▸ Task goal
Search the data below for the word "BIOCHEMICAL" and copy each line that holds it.

▸ Data entries
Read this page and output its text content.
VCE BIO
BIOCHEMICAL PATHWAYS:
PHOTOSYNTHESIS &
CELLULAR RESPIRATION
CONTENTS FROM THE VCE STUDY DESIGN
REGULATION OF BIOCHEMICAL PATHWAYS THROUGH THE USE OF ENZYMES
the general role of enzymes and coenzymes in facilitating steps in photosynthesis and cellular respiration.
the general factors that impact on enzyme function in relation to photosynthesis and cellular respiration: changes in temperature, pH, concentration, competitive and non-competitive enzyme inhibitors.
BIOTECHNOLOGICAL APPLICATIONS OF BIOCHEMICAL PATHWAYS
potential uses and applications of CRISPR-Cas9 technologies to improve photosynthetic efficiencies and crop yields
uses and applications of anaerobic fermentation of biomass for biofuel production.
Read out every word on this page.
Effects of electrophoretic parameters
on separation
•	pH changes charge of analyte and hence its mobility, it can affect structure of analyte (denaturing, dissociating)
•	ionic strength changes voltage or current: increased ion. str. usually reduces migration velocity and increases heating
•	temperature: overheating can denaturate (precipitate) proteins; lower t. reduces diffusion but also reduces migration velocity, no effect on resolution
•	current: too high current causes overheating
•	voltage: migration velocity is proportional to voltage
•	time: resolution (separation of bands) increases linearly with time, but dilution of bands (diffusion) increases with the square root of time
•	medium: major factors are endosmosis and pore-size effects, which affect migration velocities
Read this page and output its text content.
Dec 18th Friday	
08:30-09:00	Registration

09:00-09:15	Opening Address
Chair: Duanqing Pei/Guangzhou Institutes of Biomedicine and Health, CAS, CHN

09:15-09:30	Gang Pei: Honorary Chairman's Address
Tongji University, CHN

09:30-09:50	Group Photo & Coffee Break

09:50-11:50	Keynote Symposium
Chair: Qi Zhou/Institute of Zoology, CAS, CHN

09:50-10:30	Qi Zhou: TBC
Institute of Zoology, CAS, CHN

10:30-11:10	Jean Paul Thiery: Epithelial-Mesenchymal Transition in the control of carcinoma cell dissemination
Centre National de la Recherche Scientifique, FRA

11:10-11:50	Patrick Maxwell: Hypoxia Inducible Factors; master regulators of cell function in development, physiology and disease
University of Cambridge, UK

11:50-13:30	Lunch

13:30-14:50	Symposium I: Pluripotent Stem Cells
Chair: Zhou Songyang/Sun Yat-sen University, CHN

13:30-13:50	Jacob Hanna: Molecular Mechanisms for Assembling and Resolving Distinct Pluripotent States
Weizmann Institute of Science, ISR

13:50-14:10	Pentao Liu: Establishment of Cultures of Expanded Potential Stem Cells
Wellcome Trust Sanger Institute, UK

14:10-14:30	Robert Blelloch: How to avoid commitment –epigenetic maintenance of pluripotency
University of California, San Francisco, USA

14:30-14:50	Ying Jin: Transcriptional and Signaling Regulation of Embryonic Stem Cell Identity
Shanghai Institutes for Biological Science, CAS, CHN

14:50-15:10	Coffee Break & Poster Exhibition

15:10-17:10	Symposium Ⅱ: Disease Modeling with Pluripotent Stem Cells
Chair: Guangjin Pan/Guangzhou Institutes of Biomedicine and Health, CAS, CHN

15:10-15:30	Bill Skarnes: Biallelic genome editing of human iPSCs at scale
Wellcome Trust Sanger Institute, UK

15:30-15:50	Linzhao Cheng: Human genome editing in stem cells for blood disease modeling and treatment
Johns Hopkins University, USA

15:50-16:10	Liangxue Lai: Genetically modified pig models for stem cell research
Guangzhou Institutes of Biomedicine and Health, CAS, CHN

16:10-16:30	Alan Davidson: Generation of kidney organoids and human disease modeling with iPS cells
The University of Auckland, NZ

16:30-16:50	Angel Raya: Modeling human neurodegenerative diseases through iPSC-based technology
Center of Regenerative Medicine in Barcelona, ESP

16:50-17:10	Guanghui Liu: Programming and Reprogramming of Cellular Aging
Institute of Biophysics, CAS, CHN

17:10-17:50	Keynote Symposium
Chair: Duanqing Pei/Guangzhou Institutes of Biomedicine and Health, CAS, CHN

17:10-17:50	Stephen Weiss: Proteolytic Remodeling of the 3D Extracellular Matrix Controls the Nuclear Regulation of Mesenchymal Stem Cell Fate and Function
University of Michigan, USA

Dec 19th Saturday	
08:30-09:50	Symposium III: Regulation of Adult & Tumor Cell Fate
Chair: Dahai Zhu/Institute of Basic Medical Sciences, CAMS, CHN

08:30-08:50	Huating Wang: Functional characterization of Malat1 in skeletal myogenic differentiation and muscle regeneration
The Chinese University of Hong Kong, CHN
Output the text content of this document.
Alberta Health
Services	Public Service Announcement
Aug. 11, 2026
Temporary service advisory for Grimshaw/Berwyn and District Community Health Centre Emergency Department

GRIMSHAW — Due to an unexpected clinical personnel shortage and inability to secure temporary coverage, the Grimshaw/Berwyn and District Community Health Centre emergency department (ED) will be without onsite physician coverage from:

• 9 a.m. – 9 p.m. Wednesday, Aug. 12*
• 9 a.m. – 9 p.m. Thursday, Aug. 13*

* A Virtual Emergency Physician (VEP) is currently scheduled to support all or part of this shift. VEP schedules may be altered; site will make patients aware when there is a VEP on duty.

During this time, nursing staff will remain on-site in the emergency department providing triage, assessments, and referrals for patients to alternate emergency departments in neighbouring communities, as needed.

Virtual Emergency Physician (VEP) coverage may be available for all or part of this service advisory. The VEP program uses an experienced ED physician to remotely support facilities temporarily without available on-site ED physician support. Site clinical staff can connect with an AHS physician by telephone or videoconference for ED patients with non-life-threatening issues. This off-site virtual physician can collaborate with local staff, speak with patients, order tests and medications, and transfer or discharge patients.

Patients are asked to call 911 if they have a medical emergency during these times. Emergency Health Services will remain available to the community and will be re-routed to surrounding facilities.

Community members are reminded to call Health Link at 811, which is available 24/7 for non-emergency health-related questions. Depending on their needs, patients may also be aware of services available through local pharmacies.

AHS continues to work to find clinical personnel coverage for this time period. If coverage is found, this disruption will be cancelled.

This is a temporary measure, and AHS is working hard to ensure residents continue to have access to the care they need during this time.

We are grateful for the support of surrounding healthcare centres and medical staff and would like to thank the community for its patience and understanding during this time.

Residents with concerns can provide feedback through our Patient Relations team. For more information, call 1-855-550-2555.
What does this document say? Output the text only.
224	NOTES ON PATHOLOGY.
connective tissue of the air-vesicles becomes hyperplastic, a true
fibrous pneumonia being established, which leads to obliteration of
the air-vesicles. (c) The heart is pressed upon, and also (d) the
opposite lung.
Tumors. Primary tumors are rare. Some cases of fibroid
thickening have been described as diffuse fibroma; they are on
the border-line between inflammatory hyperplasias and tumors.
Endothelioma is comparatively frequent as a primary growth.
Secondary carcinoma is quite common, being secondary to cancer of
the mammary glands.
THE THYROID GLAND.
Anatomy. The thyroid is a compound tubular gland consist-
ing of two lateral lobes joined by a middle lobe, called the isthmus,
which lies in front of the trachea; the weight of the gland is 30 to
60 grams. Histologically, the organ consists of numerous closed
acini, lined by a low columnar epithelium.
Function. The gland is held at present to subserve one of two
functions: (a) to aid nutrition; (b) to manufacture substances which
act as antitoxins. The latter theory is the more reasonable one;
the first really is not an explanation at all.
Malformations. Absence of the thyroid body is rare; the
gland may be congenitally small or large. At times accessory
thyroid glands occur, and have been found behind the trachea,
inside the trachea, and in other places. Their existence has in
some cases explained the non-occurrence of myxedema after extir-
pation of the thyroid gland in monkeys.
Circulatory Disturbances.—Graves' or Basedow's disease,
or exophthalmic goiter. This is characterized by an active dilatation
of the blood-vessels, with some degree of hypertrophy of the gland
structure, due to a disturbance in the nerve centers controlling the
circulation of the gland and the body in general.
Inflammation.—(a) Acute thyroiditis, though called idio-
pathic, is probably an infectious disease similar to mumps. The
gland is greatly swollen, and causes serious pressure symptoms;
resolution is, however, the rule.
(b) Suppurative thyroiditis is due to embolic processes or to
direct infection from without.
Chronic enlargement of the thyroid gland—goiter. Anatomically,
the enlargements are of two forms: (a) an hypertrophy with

▸ Answer to this task
BIOCHEMICAL PATHWAYS:
REGULATION OF BIOCHEMICAL PATHWAYS THROUGH THE USE OF ENZYMES
BIOTECHNOLOGICAL APPLICATIONS OF BIOCHEMICAL PATHWAYS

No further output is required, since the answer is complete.